-------- Input for this task --------
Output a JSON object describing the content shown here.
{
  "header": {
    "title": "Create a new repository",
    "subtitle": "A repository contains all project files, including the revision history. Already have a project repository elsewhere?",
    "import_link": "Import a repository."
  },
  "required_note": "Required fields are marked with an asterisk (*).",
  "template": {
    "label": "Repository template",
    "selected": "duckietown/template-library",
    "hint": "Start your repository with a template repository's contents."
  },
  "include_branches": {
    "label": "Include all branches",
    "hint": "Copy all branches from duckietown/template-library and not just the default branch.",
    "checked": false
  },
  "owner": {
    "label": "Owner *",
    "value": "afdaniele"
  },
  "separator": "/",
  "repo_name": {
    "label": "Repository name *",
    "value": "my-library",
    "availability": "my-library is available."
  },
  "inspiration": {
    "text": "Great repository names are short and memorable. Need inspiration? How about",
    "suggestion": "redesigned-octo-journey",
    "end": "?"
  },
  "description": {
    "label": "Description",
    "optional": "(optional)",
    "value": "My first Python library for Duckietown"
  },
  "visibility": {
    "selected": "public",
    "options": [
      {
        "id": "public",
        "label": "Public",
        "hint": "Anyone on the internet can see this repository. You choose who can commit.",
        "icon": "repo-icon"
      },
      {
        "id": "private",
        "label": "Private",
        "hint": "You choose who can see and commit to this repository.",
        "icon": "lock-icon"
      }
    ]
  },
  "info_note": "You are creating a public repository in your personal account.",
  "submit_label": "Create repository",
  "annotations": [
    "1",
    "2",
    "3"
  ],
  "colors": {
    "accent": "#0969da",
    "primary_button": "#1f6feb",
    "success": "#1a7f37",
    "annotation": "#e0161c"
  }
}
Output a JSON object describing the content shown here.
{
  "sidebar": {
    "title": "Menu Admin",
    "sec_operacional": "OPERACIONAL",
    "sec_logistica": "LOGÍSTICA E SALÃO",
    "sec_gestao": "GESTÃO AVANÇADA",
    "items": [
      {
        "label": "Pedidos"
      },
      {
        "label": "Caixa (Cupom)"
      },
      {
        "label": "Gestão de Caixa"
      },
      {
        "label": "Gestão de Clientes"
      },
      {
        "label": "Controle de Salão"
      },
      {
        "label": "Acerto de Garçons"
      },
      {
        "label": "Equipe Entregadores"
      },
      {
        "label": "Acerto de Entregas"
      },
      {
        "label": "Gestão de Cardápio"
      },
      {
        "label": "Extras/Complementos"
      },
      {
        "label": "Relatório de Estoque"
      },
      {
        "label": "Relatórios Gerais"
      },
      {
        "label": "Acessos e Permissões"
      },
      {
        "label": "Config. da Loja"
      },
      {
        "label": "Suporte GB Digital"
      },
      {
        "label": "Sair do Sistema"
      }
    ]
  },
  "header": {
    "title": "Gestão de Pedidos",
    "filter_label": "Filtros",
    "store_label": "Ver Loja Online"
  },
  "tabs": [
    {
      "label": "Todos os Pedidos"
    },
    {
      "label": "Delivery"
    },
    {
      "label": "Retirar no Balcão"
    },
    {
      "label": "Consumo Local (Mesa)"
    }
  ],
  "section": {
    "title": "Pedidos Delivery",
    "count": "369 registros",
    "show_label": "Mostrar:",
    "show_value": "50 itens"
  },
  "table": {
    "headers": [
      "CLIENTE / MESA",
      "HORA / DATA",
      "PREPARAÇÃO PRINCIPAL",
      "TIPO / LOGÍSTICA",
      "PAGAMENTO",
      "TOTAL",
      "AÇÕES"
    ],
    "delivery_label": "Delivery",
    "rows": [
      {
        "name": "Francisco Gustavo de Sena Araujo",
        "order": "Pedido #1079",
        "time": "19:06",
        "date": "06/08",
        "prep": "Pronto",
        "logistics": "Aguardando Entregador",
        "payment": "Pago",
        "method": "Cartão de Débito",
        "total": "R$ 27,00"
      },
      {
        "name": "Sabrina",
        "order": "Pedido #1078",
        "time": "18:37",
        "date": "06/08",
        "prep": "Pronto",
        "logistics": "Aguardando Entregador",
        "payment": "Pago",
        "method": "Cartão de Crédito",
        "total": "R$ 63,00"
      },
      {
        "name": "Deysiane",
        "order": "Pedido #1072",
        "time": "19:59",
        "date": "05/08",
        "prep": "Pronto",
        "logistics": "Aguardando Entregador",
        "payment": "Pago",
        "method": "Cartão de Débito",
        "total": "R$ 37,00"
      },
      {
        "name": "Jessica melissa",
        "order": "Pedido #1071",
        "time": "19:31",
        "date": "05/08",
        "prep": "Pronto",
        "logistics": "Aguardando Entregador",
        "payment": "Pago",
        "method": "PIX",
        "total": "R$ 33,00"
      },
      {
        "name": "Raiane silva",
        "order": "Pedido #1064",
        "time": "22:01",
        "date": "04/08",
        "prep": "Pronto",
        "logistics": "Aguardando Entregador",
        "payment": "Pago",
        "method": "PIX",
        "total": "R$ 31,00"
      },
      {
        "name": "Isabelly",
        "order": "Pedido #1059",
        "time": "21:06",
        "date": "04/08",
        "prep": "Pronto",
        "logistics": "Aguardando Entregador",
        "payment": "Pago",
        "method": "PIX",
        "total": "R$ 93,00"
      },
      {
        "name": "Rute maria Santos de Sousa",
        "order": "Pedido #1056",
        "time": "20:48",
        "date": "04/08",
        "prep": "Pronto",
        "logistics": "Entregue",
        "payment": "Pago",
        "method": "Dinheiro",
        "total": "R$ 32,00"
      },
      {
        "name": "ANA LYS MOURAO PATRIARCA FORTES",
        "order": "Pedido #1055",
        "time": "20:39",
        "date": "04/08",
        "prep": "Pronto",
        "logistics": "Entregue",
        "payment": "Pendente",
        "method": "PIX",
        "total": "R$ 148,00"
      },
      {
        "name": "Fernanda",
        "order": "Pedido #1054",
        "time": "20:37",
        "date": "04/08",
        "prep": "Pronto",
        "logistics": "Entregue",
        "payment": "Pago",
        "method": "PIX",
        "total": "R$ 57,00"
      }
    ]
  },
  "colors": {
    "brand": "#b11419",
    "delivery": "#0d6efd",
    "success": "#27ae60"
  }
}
--------
Exercise brief: Extract all of the data shown above without alteration.

Solved problem:
Output a JSON object describing the content shown here.
{
  "header": {
    "title": "Create a new repository",
    "subtitle": "A repository contains all project files, including the revision history. Already have a project repository elsewhere?",
    "import_link": "Import a repository."
  },
  "required_note": "Required fields are marked with an asterisk (*).",
  "template": {
    "label": "Repository template",
    "selected": "duckietown/template-library",
    "hint": "Start your repository with a template repository's contents."
  },
  "include_branches": {
    "label": "Include all branches",
    "hint": "Copy all branches from duckietown/template-library and not just the default branch.",
    "checked": false
  },
  "owner": {
    "label": "Owner *",
    "value": "afdaniele"
  },
  "separator": "/",
  "repo_name": {
    "label": "Repository name *",
    "value": "my-library",
    "availability": "my-library is available."
  },
  "inspiration": {
    "text": "Great repository names are short and memorable. Need inspiration? How about",
    "suggestion": "redesigned-octo-journey",
    "end": "?"
  },
  "description": {
    "label": "Description",
    "optional": "(optional)",
    "value": "My first Python library for Duckietown"
  },
  "visibility": {
    "selected": "public",
    "options": [
      {
        "id": "public",
        "label": "Public",
        "hint": "Anyone on the internet can see this repository. You choose who can commit.",
        "icon": "repo-icon"
      },
      {
        "id": "private",
        "label": "Private",
        "hint": "You choose who can see and commit to this repository.",
        "icon": "lock-icon"
      }
    ]
  },
  "info_note": "You are creating a public repository in your personal account.",
  "submit_label": "Create repository",
  "annotations": [
    "1",
    "2",
    "3"
  ],
  "colors": {
    "accent": "#0969da",
    "primary_button": "#1f6feb",
    "success": "#1a7f37",
    "annotation": "#e0161c"
  }
}
Output a JSON object describing the content shown here.
{
  "sidebar": {
    "title": "Menu Admin",
    "sec_operacional": "OPERACIONAL",
    "sec_logistica": "LOGÍSTICA E SALÃO",
    "sec_gestao": "GESTÃO AVANÇADA",
    "items": [
      {
        "label": "Pedidos"
      },
      {
        "label": "Caixa (Cupom)"
      },
      {
        "label": "Gestão de Caixa"
      },
      {
        "label": "Gestão de Clientes"
      },
      {
        "label": "Controle de Salão"
      },
      {
        "label": "Acerto de Garçons"
      },
      {
        "label": "Equipe Entregadores"
      },
      {
        "label": "Acerto de Entregas"
      },
      {
        "label": "Gestão de Cardápio"
      },
      {
        "label": "Extras/Complementos"
      },
      {
        "label": "Relatório de Estoque"
      },
      {
        "label": "Relatórios Gerais"
      },
      {
        "label": "Acessos e Permissões"
      },
      {
        "label": "Config. da Loja"
      },
      {
        "label": "Suporte GB Digital"
      },
      {
        "label": "Sair do Sistema"
      }
    ]
  },
  "header": {
    "title": "Gestão de Pedidos",
    "filter_label": "Filtros",
    "store_label": "Ver Loja Online"
  },
  "tabs": [
    {
      "label": "Todos os Pedidos"
    },
    {
      "label": "Delivery"
    },
    {
      "label": "Retirar no Balcão"
    },
    {
      "label": "Consumo Local (Mesa)"
    }
  ],
  "section": {
    "title": "Pedidos Delivery",
    "count": "369 registros",
    "show_label": "Mostrar:",
    "show_value": "50 itens"
  },
  "table": {
    "headers": [
      "CLIENTE / MESA",
      "HORA / DATA",
      "PREPARAÇÃO PRINCIPAL",
      "TIPO / LOGÍSTICA",
      "PAGAMENTO",
      "TOTAL",
      "AÇÕES"
    ],
    "delivery_label": "Delivery",
    "rows": [
      {
        "name": "Francisco Gustavo de Sena Araujo",
        "order": "Pedido #1079",
        "time": "19:06",
        "date": "06/08",
        "prep": "Pronto",
        "logistics": "Aguardando Entregador",
        "payment": "Pago",
        "method": "Cartão de Débito",
        "total": "R$ 27,00"
      },
      {
        "name": "Sabrina",
        "order": "Pedido #1078",
        "time": "18:37",
        "date": "06/08",
        "prep": "Pronto",
        "logistics": "Aguardando Entregador",
        "payment": "Pago",
        "method": "Cartão de Crédito",
        "total": "R$ 63,00"
      },
      {
        "name": "Deysiane",
        "order": "Pedido #1072",
        "time": "19:59",
        "date": "05/08",
        "prep": "Pronto",
        "logistics": "Aguardando Entregador",
        "payment": "Pago",
        "method": "Cartão de Débito",
        "total": "R$ 37,00"
      },
      {
        "name": "Jessica melissa",
        "order": "Pedido #1071",
        "time": "19:31",
        "date": "05/08",
        "prep": "Pronto",
        "logistics": "Aguardando Entregador",
        "payment": "Pago",
        "method": "PIX",
        "total": "R$ 33,00"
      },
      {
        "name": "Raiane silva",
        "order": "Pedido #1064",
        "time": "22:01",
        "date": "04/08",
        "prep": "Pronto",
        "logistics": "Aguardando Entregador",
        "payment": "Pago",
        "method": "PIX",
        "total": "R$ 31,00"
      },
      {
        "name": "Isabelly",
        "order": "Pedido #1059",
        "time": "21:06",
        "date": "04/08",
        "prep": "Pronto",
        "logistics": "Aguardando Entregador",
        "payment": "Pago",
        "method": "PIX",
        "total": "R$ 93,00"
      },
      {
        "name": "Rute maria Santos de Sousa",
        "order": "Pedido #1056",
        "time": "20:48",
        "date": "04/08",
        "prep": "Pronto",
        "logistics": "Entregue",
        "payment": "Pago",
        "method": "Dinheiro",
        "total": "R$ 32,00"
      },
      {
        "name": "ANA LYS MOURAO PATRIARCA FORTES",
        "order": "Pedido #1055",
        "time": "20:39",
        "date": "04/08",
        "prep": "Pronto",
        "logistics": "Entregue",
        "payment": "Pendente",
        "method": "PIX",
        "total": "R$ 148,00"
      },
      {
        "name": "Fernanda",
        "order": "Pedido #1054",
        "time": "20:37",
        "date": "04/08",
        "prep": "Pronto",
        "logistics": "Entregue",
        "payment": "Pago",
        "method": "PIX",
        "total": "R$ 57,00"
      }
    ]
  },
  "colors": {
    "brand": "#b11419",
    "delivery": "#0d6efd",
    "success": "#27ae60"
  }
}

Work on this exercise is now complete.